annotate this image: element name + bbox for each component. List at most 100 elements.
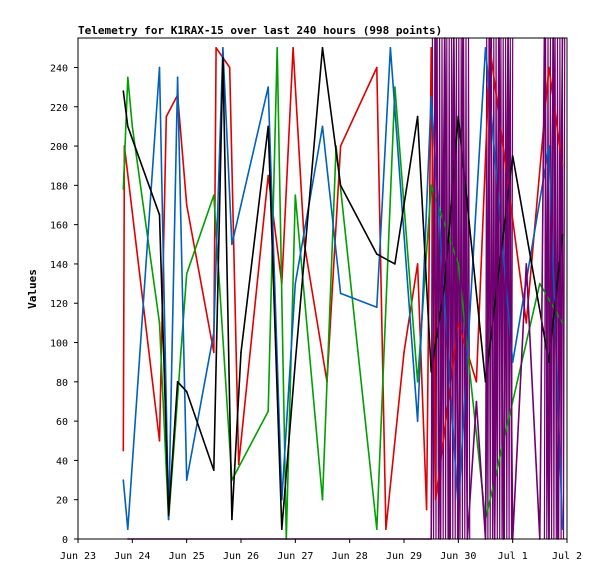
data-point: [457, 115, 460, 118]
data-point: [511, 155, 514, 157]
data-point: [122, 90, 125, 92]
data-point: [457, 263, 460, 265]
data-point: [561, 528, 564, 530]
data-point: [185, 390, 188, 393]
data-point: [176, 76, 179, 79]
data-point: [548, 361, 550, 364]
data-point: [222, 56, 224, 59]
x-tick-label: Jun 25: [169, 551, 205, 562]
data-point: [394, 263, 396, 265]
data-point: [281, 528, 283, 530]
data-point: [321, 47, 324, 49]
data-point: [294, 282, 297, 285]
y-tick-label: 0: [62, 535, 68, 546]
data-point: [561, 322, 564, 324]
data-point: [416, 115, 419, 118]
data-point: [213, 351, 215, 354]
x-tick-label: Jun 24: [114, 551, 150, 562]
data-point: [215, 47, 217, 49]
x-tick-label: Jun 30: [440, 551, 476, 562]
chart-title: Telemetry for K1RAX-15 over last 240 hou…: [78, 24, 442, 37]
x-tick-label: Jun 29: [386, 551, 422, 562]
data-point: [158, 214, 161, 216]
data-point: [185, 273, 188, 275]
data-point: [213, 194, 215, 196]
y-tick-label: 140: [50, 260, 68, 271]
data-point: [457, 322, 460, 324]
data-point: [228, 66, 231, 69]
data-point: [158, 66, 161, 69]
data-point: [127, 528, 129, 530]
data-point: [444, 282, 446, 285]
data-point: [185, 204, 188, 206]
y-tick-label: 180: [50, 181, 68, 192]
x-tick-label: Jul 2: [552, 551, 582, 562]
data-point: [416, 420, 419, 422]
data-point: [416, 381, 419, 383]
data-point: [231, 243, 233, 246]
data-point: [321, 498, 324, 501]
data-point: [122, 479, 125, 481]
y-tick-label: 240: [50, 63, 68, 74]
data-point: [430, 371, 433, 373]
data-point: [122, 188, 125, 191]
y-axis-label: Values: [26, 269, 39, 309]
data-point: [158, 322, 161, 324]
data-point: [339, 292, 342, 295]
data-point: [176, 381, 179, 383]
data-point: [539, 282, 541, 285]
data-point: [434, 498, 437, 501]
data-point: [158, 440, 161, 442]
data-point: [484, 47, 487, 49]
y-tick-label: 120: [50, 299, 68, 310]
data-point: [389, 47, 392, 49]
plot-area: [77, 37, 568, 540]
data-point: [339, 184, 342, 187]
x-tick-label: Jun 28: [332, 551, 368, 562]
y-tick-label: 220: [50, 103, 68, 114]
y-tick-label: 160: [50, 221, 68, 232]
x-tick-label: Jul 1: [498, 551, 528, 562]
x-tick-label: Jun 26: [223, 551, 259, 562]
data-point: [267, 86, 270, 88]
y-tick-label: 100: [50, 339, 68, 350]
x-tick-label: Jun 27: [277, 551, 313, 562]
y-tick-label: 20: [56, 496, 68, 507]
x-axis: Jun 23 Jun 24 Jun 25 Jun 26 Jun 27 Jun 28 Jun …: [60, 539, 582, 562]
data-point: [511, 400, 514, 403]
data-point: [484, 381, 487, 383]
data-point: [267, 125, 270, 128]
data-point: [475, 400, 478, 403]
data-point: [213, 469, 215, 472]
data-point: [339, 145, 342, 147]
data-point: [267, 174, 270, 177]
data-point: [376, 306, 378, 309]
data-point: [267, 410, 270, 413]
data-point: [294, 194, 297, 196]
data-point: [167, 518, 170, 521]
data-point: [385, 528, 387, 530]
y-axis: 0 20 40 60 80 100 120 140 160 180 200 220 240: [50, 63, 78, 546]
x-tick-label: Jun 23: [60, 551, 96, 562]
data-point: [475, 381, 478, 383]
data-point: [430, 184, 433, 187]
y-tick-label: 40: [56, 456, 68, 467]
data-point: [292, 47, 294, 49]
data-point: [127, 125, 129, 128]
data-point: [376, 66, 378, 69]
data-point: [548, 145, 550, 147]
data-point: [222, 47, 224, 49]
y-tick-label: 200: [50, 142, 68, 153]
data-point: [127, 76, 129, 79]
data-point: [416, 263, 419, 265]
data-point: [376, 528, 378, 530]
data-point: [425, 508, 428, 511]
data-point: [213, 331, 215, 334]
data-point: [276, 47, 279, 49]
plot-frame: [77, 37, 568, 540]
y-tick-label: 60: [56, 417, 68, 428]
data-point: [167, 514, 170, 517]
data-point: [237, 463, 240, 466]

══════════════════════════════

## Work to do:
Reproduce all of the data above line for line, without any changes, and omit the pictures from your answer.

## Answer to the problem:
annotate this image: element name + bbox for each component. List at most 100 elements.
data-point: [457, 115, 460, 118]
data-point: [511, 155, 514, 157]
data-point: [122, 90, 125, 92]
data-point: [457, 263, 460, 265]
data-point: [561, 528, 564, 530]
data-point: [185, 390, 188, 393]
data-point: [176, 76, 179, 79]
data-point: [548, 361, 550, 364]
data-point: [222, 56, 224, 59]
x-tick-label: Jun 25: [169, 551, 205, 562]
data-point: [394, 263, 396, 265]
data-point: [281, 528, 283, 530]
data-point: [321, 47, 324, 49]
data-point: [294, 282, 297, 285]
y-tick-label: 0: [62, 535, 68, 546]
data-point: [561, 322, 564, 324]
data-point: [416, 115, 419, 118]
data-point: [213, 351, 215, 354]
x-tick-label: Jun 24: [114, 551, 150, 562]
data-point: [215, 47, 217, 49]
x-tick-label: Jun 30: [440, 551, 476, 562]
chart-title: Telemetry for K1RAX-15 over last 240 hou…: [78, 24, 442, 37]
x-tick-label: Jun 29: [386, 551, 422, 562]
data-point: [158, 214, 161, 216]
data-point: [185, 273, 188, 275]
data-point: [213, 194, 215, 196]
y-tick-label: 140: [50, 260, 68, 271]
data-point: [457, 322, 460, 324]
data-point: [228, 66, 231, 69]
data-point: [158, 66, 161, 69]
data-point: [127, 528, 129, 530]
data-point: [444, 282, 446, 285]
data-point: [185, 204, 188, 206]
y-tick-label: 180: [50, 181, 68, 192]
x-tick-label: Jul 2: [552, 551, 582, 562]
data-point: [416, 420, 419, 422]
data-point: [416, 381, 419, 383]
data-point: [231, 243, 233, 246]
data-point: [321, 498, 324, 501]
data-point: [122, 479, 125, 481]
y-tick-label: 240: [50, 63, 68, 74]
data-point: [430, 371, 433, 373]
data-point: [122, 188, 125, 191]
y-axis-label: Values: [26, 269, 39, 309]
data-point: [158, 322, 161, 324]
data-point: [339, 292, 342, 295]
data-point: [176, 381, 179, 383]
data-point: [539, 282, 541, 285]
data-point: [434, 498, 437, 501]
data-point: [158, 440, 161, 442]
data-point: [484, 47, 487, 49]
y-tick-label: 120: [50, 299, 68, 310]
data-point: [389, 47, 392, 49]
plot-area: [77, 37, 568, 540]
data-point: [339, 184, 342, 187]
x-tick-label: Jun 28: [332, 551, 368, 562]
y-tick-label: 220: [50, 103, 68, 114]
y-tick-label: 160: [50, 221, 68, 232]
x-tick-label: Jul 1: [498, 551, 528, 562]
x-tick-label: Jun 26: [223, 551, 259, 562]
data-point: [267, 86, 270, 88]
y-tick-label: 100: [50, 339, 68, 350]
x-tick-label: Jun 27: [277, 551, 313, 562]
y-tick-label: 20: [56, 496, 68, 507]
x-axis: Jun 23 Jun 24 Jun 25 Jun 26 Jun 27 Jun 28 Jun …: [60, 539, 582, 562]
data-point: [511, 400, 514, 403]
data-point: [484, 381, 487, 383]
data-point: [267, 125, 270, 128]
data-point: [475, 400, 478, 403]
data-point: [213, 469, 215, 472]
data-point: [339, 145, 342, 147]
data-point: [267, 174, 270, 177]
data-point: [376, 306, 378, 309]
data-point: [267, 410, 270, 413]
data-point: [294, 194, 297, 196]
data-point: [167, 518, 170, 521]
data-point: [385, 528, 387, 530]
y-axis: 0 20 40 60 80 100 120 140 160 180 200 220 240: [50, 63, 78, 546]
x-tick-label: Jun 23: [60, 551, 96, 562]
data-point: [475, 381, 478, 383]
data-point: [430, 184, 433, 187]
y-tick-label: 40: [56, 456, 68, 467]
data-point: [292, 47, 294, 49]
data-point: [127, 125, 129, 128]
data-point: [376, 66, 378, 69]
data-point: [548, 145, 550, 147]
data-point: [222, 47, 224, 49]
y-tick-label: 200: [50, 142, 68, 153]
data-point: [127, 76, 129, 79]
data-point: [416, 263, 419, 265]
data-point: [376, 528, 378, 530]
data-point: [425, 508, 428, 511]
data-point: [213, 331, 215, 334]
data-point: [276, 47, 279, 49]
plot-frame: [77, 37, 568, 540]
y-tick-label: 60: [56, 417, 68, 428]
data-point: [167, 514, 170, 517]
data-point: [237, 463, 240, 466]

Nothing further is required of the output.